Stored data
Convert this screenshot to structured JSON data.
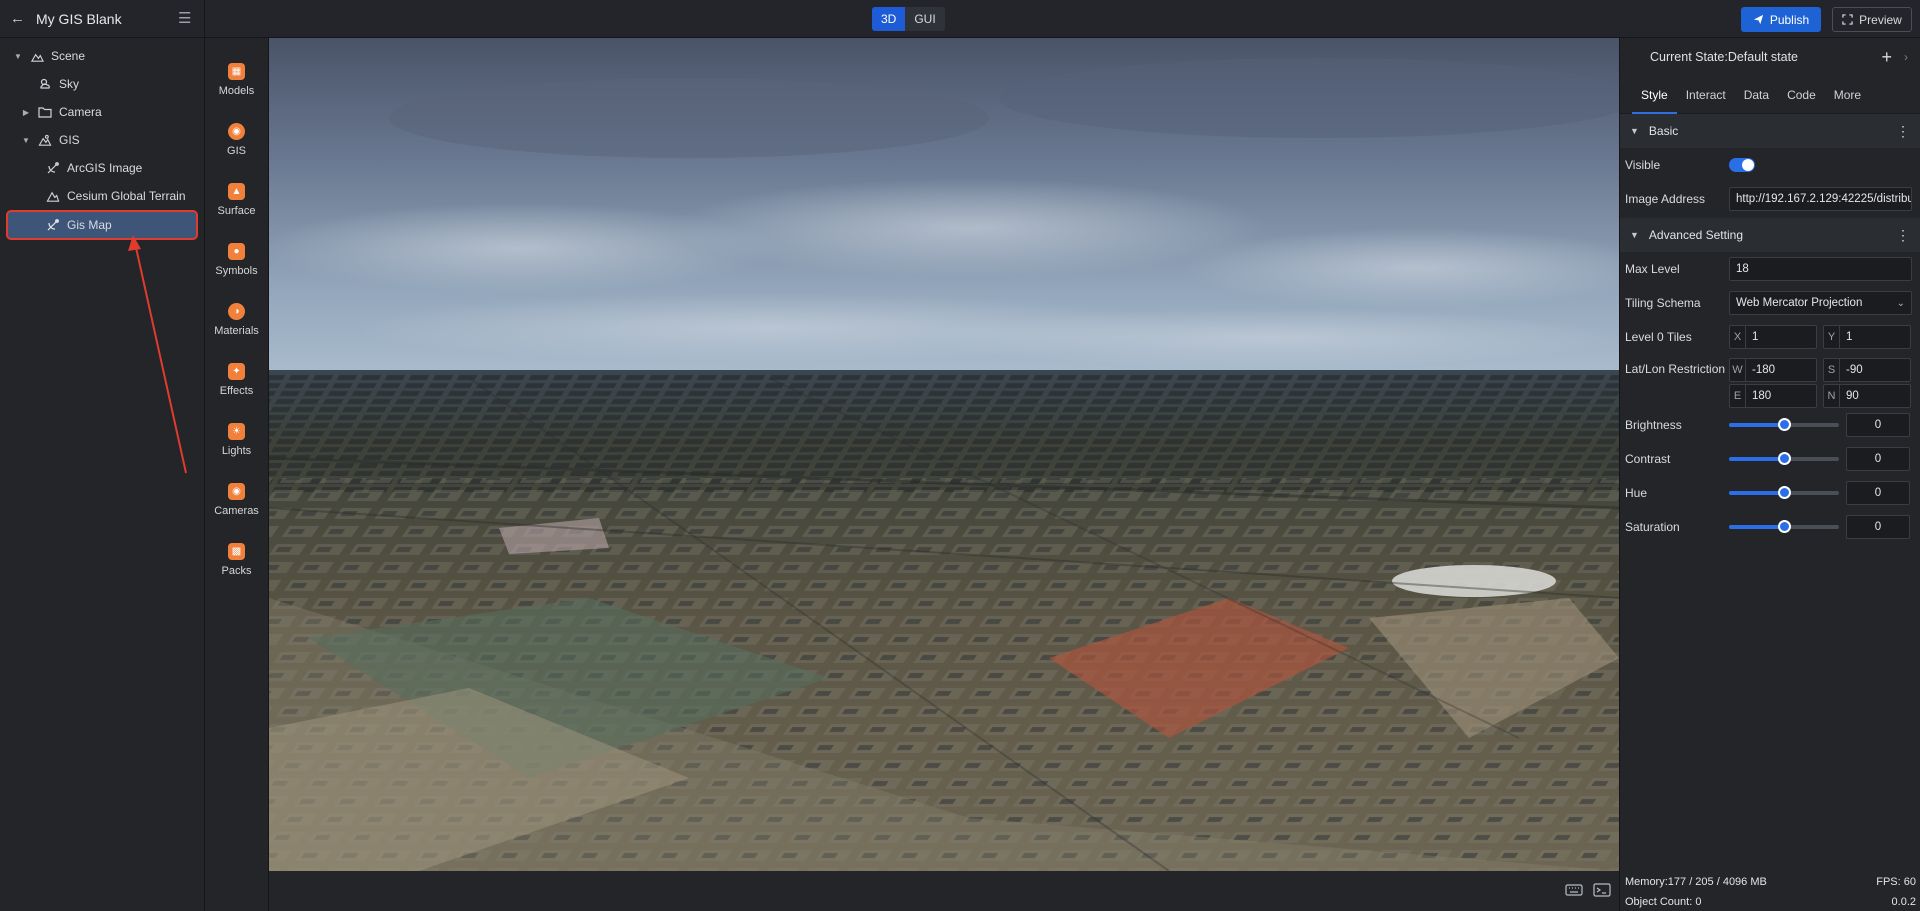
{
  "header": {
    "title": "My GIS Blank",
    "modes": [
      "3D",
      "GUI"
    ],
    "publish_label": "Publish",
    "preview_label": "Preview"
  },
  "tree": [
    {
      "label": "Scene",
      "icon": "scene-icon",
      "expanded": true
    },
    {
      "label": "Sky",
      "icon": "sky-icon"
    },
    {
      "label": "Camera",
      "icon": "folder-icon",
      "expanded": false
    },
    {
      "label": "GIS",
      "icon": "gis-icon",
      "expanded": true
    },
    {
      "label": "ArcGIS Image",
      "icon": "satellite-icon"
    },
    {
      "label": "Cesium Global Terrain",
      "icon": "terrain-icon"
    },
    {
      "label": "Gis Map",
      "icon": "satellite-icon",
      "selected": true
    }
  ],
  "tools": [
    "Models",
    "GIS",
    "Surface",
    "Symbols",
    "Materials",
    "Effects",
    "Lights",
    "Cameras",
    "Packs"
  ],
  "panel": {
    "state_label": "Current State:Default state",
    "tabs": [
      "Style",
      "Interact",
      "Data",
      "Code",
      "More"
    ],
    "basic": {
      "title": "Basic",
      "visible_label": "Visible",
      "visible_on": true,
      "image_address_label": "Image Address",
      "image_address": "http://192.167.2.129:42225/distribut"
    },
    "advanced": {
      "title": "Advanced Setting",
      "max_level_label": "Max Level",
      "max_level": "18",
      "tiling_label": "Tiling Schema",
      "tiling_value": "Web Mercator Projection",
      "level0_label": "Level 0 Tiles",
      "level0_x_key": "X",
      "level0_x": "1",
      "level0_y_key": "Y",
      "level0_y": "1",
      "latlon_label": "Lat/Lon Restriction",
      "w_key": "W",
      "w": "-180",
      "s_key": "S",
      "s": "-90",
      "e_key": "E",
      "e": "180",
      "n_key": "N",
      "n": "90"
    },
    "adjust": [
      {
        "label": "Brightness",
        "value": "0",
        "fraction": 0.5
      },
      {
        "label": "Contrast",
        "value": "0",
        "fraction": 0.5
      },
      {
        "label": "Hue",
        "value": "0",
        "fraction": 0.5
      },
      {
        "label": "Saturation",
        "value": "0",
        "fraction": 0.5
      }
    ]
  },
  "status": {
    "memory": "Memory:177 / 205 / 4096 MB",
    "fps": "FPS: 60",
    "object_count": "Object Count: 0",
    "version": "0.0.2"
  },
  "colors": {
    "accent": "#1e63d6",
    "tool_icon": "#f0803c",
    "selection_outline": "#e03b2f",
    "annotation_arrow": "#e03b2f"
  }
}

• **Aim of the task**:
Which lines above contain "satellite"? Show each of them.

• **Reply to the exercise**:
      "icon": "satellite-icon"
      "icon": "satellite-icon",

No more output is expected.